*SOURCE MATERIAL*
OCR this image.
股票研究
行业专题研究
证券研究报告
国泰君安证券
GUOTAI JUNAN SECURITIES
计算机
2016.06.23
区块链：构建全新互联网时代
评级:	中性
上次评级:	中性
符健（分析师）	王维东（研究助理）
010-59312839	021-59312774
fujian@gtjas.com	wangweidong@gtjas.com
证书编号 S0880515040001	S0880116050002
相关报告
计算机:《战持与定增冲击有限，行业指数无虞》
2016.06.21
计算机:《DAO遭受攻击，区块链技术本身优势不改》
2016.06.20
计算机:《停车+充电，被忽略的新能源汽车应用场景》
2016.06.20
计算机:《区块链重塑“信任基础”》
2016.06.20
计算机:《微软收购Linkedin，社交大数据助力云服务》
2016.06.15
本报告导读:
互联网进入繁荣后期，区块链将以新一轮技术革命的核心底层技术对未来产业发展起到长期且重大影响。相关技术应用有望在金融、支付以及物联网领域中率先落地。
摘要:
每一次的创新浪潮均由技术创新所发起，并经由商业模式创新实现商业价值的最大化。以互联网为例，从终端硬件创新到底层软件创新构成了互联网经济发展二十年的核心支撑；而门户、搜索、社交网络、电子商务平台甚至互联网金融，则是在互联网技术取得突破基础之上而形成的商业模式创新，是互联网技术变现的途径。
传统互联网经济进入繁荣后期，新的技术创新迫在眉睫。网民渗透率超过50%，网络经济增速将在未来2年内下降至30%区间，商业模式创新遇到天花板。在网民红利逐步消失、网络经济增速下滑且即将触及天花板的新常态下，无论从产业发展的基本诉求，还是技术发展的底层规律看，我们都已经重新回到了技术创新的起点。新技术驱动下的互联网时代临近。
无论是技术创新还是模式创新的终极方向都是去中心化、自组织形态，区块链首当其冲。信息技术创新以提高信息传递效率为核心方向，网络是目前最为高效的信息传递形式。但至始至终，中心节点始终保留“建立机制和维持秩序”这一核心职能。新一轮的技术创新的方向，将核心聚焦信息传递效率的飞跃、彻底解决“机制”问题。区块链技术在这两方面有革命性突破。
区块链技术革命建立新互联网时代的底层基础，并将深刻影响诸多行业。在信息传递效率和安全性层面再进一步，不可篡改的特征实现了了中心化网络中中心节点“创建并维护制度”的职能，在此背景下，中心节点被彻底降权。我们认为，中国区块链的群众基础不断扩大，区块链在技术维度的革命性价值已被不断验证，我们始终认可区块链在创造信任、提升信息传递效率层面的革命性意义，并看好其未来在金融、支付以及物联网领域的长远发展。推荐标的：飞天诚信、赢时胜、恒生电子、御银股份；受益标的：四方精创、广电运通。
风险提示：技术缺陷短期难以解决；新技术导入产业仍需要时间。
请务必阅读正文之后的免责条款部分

*EXERCISE AIM*
Set every line of the listing down word for word.

*CORRECT ANSWER*
OCR this image.
股票研究
行业专题研究
证券研究报告
国泰君安证券
GUOTAI JUNAN SECURITIES
计算机
2016.06.23
区块链：构建全新互联网时代
评级:	中性
上次评级:	中性
符健（分析师）	王维东（研究助理）
010-59312839	021-59312774
fujian@gtjas.com	wangweidong@gtjas.com
证书编号 S0880515040001	S0880116050002
相关报告
计算机:《战持与定增冲击有限，行业指数无虞》
2016.06.21
计算机:《DAO遭受攻击，区块链技术本身优势不改》
2016.06.20
计算机:《停车+充电，被忽略的新能源汽车应用场景》
2016.06.20
计算机:《区块链重塑“信任基础”》
2016.06.20
计算机:《微软收购Linkedin，社交大数据助力云服务》
2016.06.15
本报告导读:
互联网进入繁荣后期，区块链将以新一轮技术革命的核心底层技术对未来产业发展起到长期且重大影响。相关技术应用有望在金融、支付以及物联网领域中率先落地。
摘要:
每一次的创新浪潮均由技术创新所发起，并经由商业模式创新实现商业价值的最大化。以互联网为例，从终端硬件创新到底层软件创新构成了互联网经济发展二十年的核心支撑；而门户、搜索、社交网络、电子商务平台甚至互联网金融，则是在互联网技术取得突破基础之上而形成的商业模式创新，是互联网技术变现的途径。
传统互联网经济进入繁荣后期，新的技术创新迫在眉睫。网民渗透率超过50%，网络经济增速将在未来2年内下降至30%区间，商业模式创新遇到天花板。在网民红利逐步消失、网络经济增速下滑且即将触及天花板的新常态下，无论从产业发展的基本诉求，还是技术发展的底层规律看，我们都已经重新回到了技术创新的起点。新技术驱动下的互联网时代临近。
无论是技术创新还是模式创新的终极方向都是去中心化、自组织形态，区块链首当其冲。信息技术创新以提高信息传递效率为核心方向，网络是目前最为高效的信息传递形式。但至始至终，中心节点始终保留“建立机制和维持秩序”这一核心职能。新一轮的技术创新的方向，将核心聚焦信息传递效率的飞跃、彻底解决“机制”问题。区块链技术在这两方面有革命性突破。
区块链技术革命建立新互联网时代的底层基础，并将深刻影响诸多行业。在信息传递效率和安全性层面再进一步，不可篡改的特征实现了了中心化网络中中心节点“创建并维护制度”的职能，在此背景下，中心节点被彻底降权。我们认为，中国区块链的群众基础不断扩大，区块链在技术维度的革命性价值已被不断验证，我们始终认可区块链在创造信任、提升信息传递效率层面的革命性意义，并看好其未来在金融、支付以及物联网领域的长远发展。推荐标的：飞天诚信、赢时胜、恒生电子、御银股份；受益标的：四方精创、广电运通。
风险提示：技术缺陷短期难以解决；新技术导入产业仍需要时间。
请务必阅读正文之后的免责条款部分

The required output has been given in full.